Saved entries

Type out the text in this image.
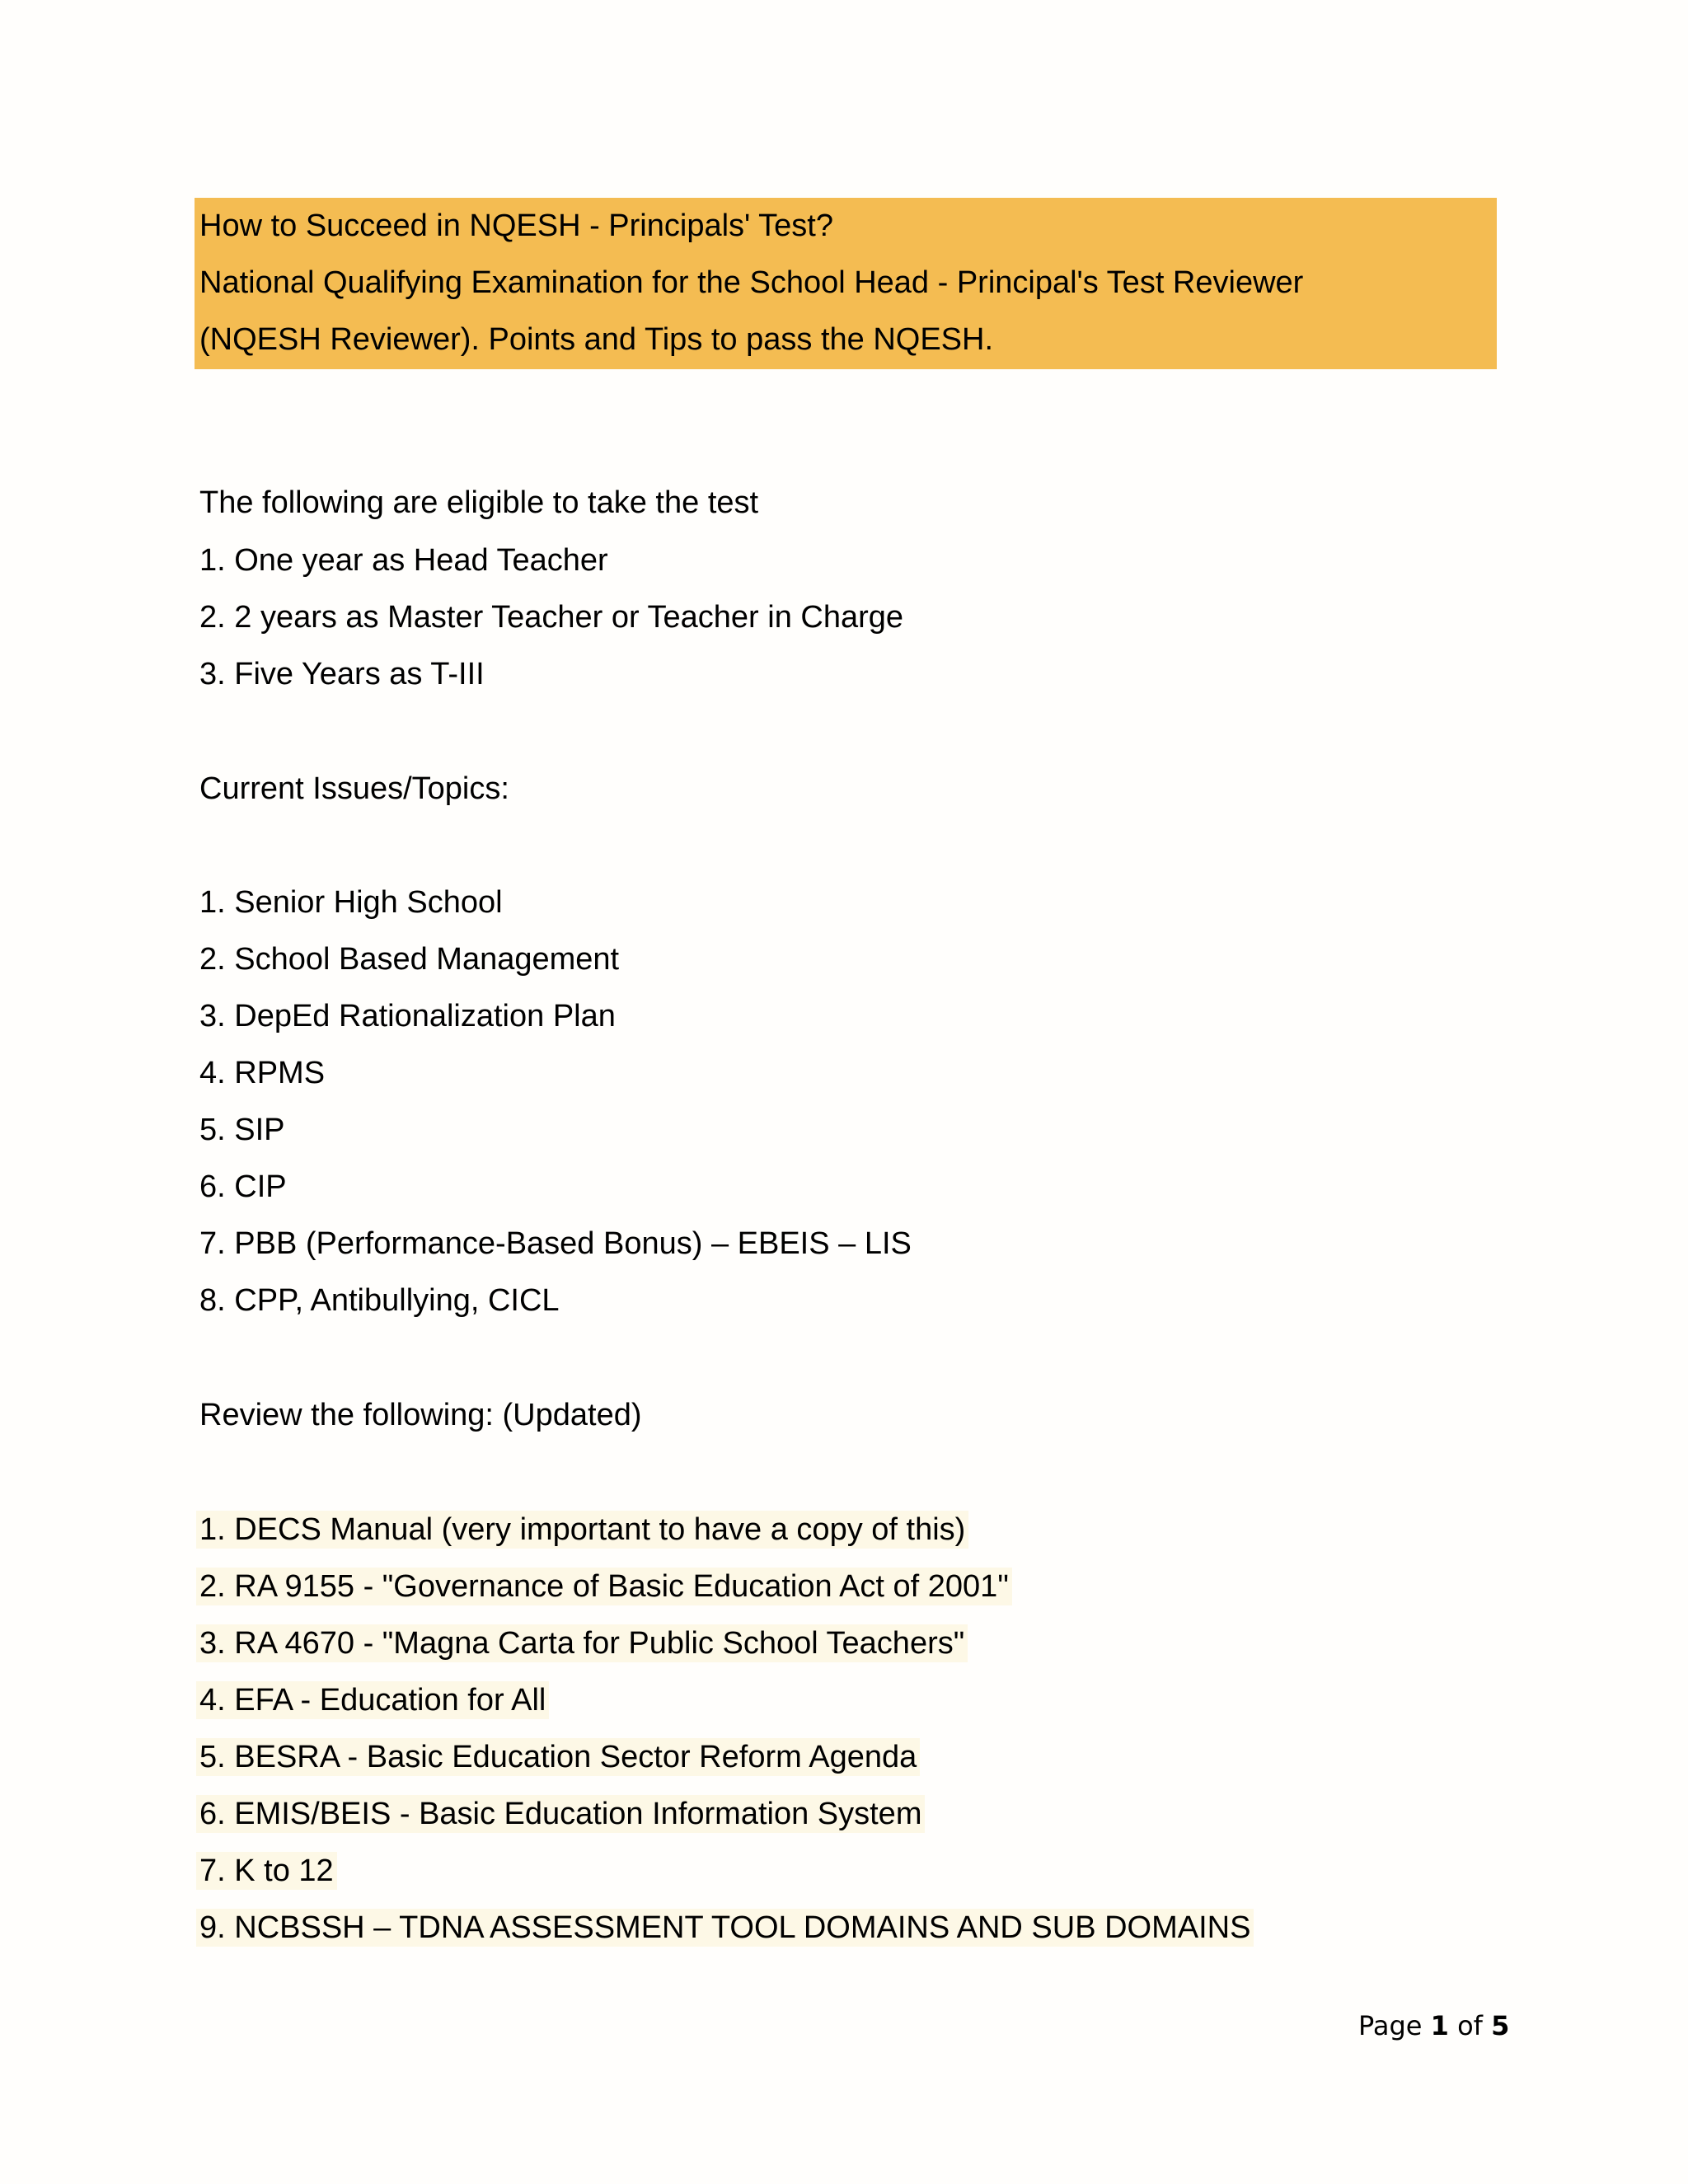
How to Succeed in NQESH - Principals' Test?
National Qualifying Examination for the School Head - Principal's Test Reviewer
(NQESH Reviewer). Points and Tips to pass the NQESH.
The following are eligible to take the test
1. One year as Head Teacher
2. 2 years as Master Teacher or Teacher in Charge
3. Five Years as T-III
Current Issues/Topics:
1. Senior High School
2. School Based Management
3. DepEd Rationalization Plan
4. RPMS
5. SIP
6. CIP
7. PBB (Performance-Based Bonus) – EBEIS – LIS
8. CPP, Antibullying, CICL
Review the following: (Updated)
1. DECS Manual (very important to have a copy of this)
2. RA 9155 - "Governance of Basic Education Act of 2001"
3. RA 4670 - "Magna Carta for Public School Teachers"
4. EFA - Education for All
5. BESRA - Basic Education Sector Reform Agenda
6. EMIS/BEIS - Basic Education Information System
7. K to 12
9. NCBSSH – TDNA ASSESSMENT TOOL DOMAINS AND SUB DOMAINS
Page 1 of 5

→ PROBLEM STATEMENT:
What is needed is an exact reproduction of the data, pictures excluded.

→ ANSWER FOR THE TASK:
Type out the text in this image.
How to Succeed in NQESH - Principals' Test?
National Qualifying Examination for the School Head - Principal's Test Reviewer
(NQESH Reviewer). Points and Tips to pass the NQESH.
The following are eligible to take the test
1. One year as Head Teacher
2. 2 years as Master Teacher or Teacher in Charge
3. Five Years as T-III
Current Issues/Topics:
1. Senior High School
2. School Based Management
3. DepEd Rationalization Plan
4. RPMS
5. SIP
6. CIP
7. PBB (Performance-Based Bonus) – EBEIS – LIS
8. CPP, Antibullying, CICL
Review the following: (Updated)
1. DECS Manual (very important to have a copy of this)
2. RA 9155 - "Governance of Basic Education Act of 2001"
3. RA 4670 - "Magna Carta for Public School Teachers"
4. EFA - Education for All
5. BESRA - Basic Education Sector Reform Agenda
6. EMIS/BEIS - Basic Education Information System
7. K to 12
9. NCBSSH – TDNA ASSESSMENT TOOL DOMAINS AND SUB DOMAINS
Page 1 of 5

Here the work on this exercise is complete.